> [STORED RECORDS]:
# # # # # # #

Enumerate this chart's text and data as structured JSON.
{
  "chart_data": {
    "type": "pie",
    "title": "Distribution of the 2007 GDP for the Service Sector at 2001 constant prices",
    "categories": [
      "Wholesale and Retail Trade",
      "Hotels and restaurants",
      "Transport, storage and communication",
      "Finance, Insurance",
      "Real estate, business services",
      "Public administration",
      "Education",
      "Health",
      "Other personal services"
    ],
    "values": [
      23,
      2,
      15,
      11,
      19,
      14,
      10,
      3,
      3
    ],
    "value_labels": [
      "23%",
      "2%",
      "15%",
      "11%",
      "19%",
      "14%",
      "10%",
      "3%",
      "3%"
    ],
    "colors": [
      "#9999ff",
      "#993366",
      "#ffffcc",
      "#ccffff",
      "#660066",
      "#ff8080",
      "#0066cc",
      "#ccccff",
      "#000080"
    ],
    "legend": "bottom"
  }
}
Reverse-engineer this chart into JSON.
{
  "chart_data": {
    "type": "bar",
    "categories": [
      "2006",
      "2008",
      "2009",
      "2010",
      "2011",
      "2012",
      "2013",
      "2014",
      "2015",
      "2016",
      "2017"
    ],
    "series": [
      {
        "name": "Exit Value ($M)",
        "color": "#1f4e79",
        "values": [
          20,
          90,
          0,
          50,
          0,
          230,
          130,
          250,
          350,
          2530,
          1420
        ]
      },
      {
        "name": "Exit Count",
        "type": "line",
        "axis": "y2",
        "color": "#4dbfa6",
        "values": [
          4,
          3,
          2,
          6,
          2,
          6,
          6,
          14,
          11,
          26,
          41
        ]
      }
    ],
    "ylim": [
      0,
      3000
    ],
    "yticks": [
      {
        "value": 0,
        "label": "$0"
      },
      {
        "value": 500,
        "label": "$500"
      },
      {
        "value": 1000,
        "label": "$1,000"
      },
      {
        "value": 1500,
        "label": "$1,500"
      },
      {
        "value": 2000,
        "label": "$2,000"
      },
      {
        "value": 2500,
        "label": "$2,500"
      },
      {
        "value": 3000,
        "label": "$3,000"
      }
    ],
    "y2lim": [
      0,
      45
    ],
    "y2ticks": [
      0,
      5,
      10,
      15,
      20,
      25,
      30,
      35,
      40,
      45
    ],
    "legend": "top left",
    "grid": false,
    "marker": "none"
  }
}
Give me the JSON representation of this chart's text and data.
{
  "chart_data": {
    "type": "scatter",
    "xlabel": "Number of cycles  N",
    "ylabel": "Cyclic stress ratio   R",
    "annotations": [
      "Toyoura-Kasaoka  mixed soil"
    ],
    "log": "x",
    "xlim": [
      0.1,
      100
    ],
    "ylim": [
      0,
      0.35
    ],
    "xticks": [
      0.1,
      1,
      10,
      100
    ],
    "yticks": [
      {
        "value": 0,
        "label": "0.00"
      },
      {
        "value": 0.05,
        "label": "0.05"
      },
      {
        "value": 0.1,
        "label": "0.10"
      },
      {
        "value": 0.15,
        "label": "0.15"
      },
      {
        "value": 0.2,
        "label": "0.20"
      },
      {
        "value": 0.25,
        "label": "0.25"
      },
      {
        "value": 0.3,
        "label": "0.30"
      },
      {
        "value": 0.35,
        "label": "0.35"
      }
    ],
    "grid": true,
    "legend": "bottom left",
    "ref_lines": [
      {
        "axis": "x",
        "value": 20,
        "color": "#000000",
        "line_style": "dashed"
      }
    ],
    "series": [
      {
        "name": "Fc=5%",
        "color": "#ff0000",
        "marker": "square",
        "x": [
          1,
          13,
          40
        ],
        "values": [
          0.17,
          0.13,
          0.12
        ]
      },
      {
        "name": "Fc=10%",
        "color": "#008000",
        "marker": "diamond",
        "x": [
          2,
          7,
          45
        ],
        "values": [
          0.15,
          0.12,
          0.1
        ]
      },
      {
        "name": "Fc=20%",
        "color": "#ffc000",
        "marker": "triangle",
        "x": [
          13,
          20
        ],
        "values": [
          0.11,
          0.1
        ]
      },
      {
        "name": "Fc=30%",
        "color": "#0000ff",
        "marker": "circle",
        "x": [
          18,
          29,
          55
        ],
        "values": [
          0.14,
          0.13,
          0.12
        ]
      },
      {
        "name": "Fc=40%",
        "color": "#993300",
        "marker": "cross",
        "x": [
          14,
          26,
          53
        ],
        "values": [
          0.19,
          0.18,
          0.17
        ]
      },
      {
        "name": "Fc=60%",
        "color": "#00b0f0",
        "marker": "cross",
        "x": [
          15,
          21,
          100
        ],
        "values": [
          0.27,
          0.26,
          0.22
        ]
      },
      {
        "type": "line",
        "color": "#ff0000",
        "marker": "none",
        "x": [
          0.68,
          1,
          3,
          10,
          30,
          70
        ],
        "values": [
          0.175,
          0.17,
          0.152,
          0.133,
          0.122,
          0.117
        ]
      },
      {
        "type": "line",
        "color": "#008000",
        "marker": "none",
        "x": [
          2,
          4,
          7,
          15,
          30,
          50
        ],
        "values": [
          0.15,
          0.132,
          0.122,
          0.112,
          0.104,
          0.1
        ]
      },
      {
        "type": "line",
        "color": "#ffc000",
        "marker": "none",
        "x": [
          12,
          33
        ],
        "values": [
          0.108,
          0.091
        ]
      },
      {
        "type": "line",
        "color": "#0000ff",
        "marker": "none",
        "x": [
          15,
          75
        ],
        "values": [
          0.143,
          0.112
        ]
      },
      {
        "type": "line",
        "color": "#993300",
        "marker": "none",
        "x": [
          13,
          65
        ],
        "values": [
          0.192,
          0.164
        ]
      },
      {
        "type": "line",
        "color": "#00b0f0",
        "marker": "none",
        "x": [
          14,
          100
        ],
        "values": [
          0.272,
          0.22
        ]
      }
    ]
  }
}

# # # # # # #

> [DIRECTIONS FOR THIS TASK]: Among these entries, how many lines include the string "text"? Reply with the number by itself.

> [SOLUTION TO THIS TASK]: 2